* Start Data in this exercise *

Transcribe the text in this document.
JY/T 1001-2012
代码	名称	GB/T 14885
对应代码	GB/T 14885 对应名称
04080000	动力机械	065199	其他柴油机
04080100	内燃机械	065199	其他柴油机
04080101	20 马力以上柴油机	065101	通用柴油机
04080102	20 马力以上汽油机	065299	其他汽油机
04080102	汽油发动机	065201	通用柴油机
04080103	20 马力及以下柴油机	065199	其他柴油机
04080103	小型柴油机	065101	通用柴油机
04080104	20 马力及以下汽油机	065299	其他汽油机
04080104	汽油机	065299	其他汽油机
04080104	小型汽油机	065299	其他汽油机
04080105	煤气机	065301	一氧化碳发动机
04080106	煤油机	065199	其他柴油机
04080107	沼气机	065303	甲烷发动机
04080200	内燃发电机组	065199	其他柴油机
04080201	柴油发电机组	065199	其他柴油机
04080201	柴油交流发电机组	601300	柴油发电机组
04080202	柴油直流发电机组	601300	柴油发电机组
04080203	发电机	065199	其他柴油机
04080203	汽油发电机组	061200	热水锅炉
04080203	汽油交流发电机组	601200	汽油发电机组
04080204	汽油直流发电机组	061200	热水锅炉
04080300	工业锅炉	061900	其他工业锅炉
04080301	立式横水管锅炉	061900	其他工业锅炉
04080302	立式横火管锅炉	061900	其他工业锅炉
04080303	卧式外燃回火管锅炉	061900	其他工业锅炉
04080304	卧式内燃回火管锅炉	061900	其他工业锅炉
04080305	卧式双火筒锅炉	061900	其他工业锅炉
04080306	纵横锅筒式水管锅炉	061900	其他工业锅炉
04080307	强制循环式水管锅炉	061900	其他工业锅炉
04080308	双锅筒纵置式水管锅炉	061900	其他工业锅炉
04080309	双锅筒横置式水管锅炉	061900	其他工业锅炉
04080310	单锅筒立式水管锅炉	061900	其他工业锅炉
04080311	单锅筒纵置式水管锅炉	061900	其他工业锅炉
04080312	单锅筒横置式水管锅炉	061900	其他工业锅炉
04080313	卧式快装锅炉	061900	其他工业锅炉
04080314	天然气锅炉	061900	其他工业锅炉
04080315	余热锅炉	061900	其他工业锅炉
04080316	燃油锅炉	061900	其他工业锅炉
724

* End Data in this exercise *

Write out every line of the material again, exactly as it reads.

- Finished exercise -
Transcribe the text in this document.
JY/T 1001-2012
代码	名称	GB/T 14885
对应代码	GB/T 14885 对应名称
04080000	动力机械	065199	其他柴油机
04080100	内燃机械	065199	其他柴油机
04080101	20 马力以上柴油机	065101	通用柴油机
04080102	20 马力以上汽油机	065299	其他汽油机
04080102	汽油发动机	065201	通用柴油机
04080103	20 马力及以下柴油机	065199	其他柴油机
04080103	小型柴油机	065101	通用柴油机
04080104	20 马力及以下汽油机	065299	其他汽油机
04080104	汽油机	065299	其他汽油机
04080104	小型汽油机	065299	其他汽油机
04080105	煤气机	065301	一氧化碳发动机
04080106	煤油机	065199	其他柴油机
04080107	沼气机	065303	甲烷发动机
04080200	内燃发电机组	065199	其他柴油机
04080201	柴油发电机组	065199	其他柴油机
04080201	柴油交流发电机组	601300	柴油发电机组
04080202	柴油直流发电机组	601300	柴油发电机组
04080203	发电机	065199	其他柴油机
04080203	汽油发电机组	061200	热水锅炉
04080203	汽油交流发电机组	601200	汽油发电机组
04080204	汽油直流发电机组	061200	热水锅炉
04080300	工业锅炉	061900	其他工业锅炉
04080301	立式横水管锅炉	061900	其他工业锅炉
04080302	立式横火管锅炉	061900	其他工业锅炉
04080303	卧式外燃回火管锅炉	061900	其他工业锅炉
04080304	卧式内燃回火管锅炉	061900	其他工业锅炉
04080305	卧式双火筒锅炉	061900	其他工业锅炉
04080306	纵横锅筒式水管锅炉	061900	其他工业锅炉
04080307	强制循环式水管锅炉	061900	其他工业锅炉
04080308	双锅筒纵置式水管锅炉	061900	其他工业锅炉
04080309	双锅筒横置式水管锅炉	061900	其他工业锅炉
04080310	单锅筒立式水管锅炉	061900	其他工业锅炉
04080311	单锅筒纵置式水管锅炉	061900	其他工业锅炉
04080312	单锅筒横置式水管锅炉	061900	其他工业锅炉
04080313	卧式快装锅炉	061900	其他工业锅炉
04080314	天然气锅炉	061900	其他工业锅炉
04080315	余热锅炉	061900	其他工业锅炉
04080316	燃油锅炉	061900	其他工业锅炉
724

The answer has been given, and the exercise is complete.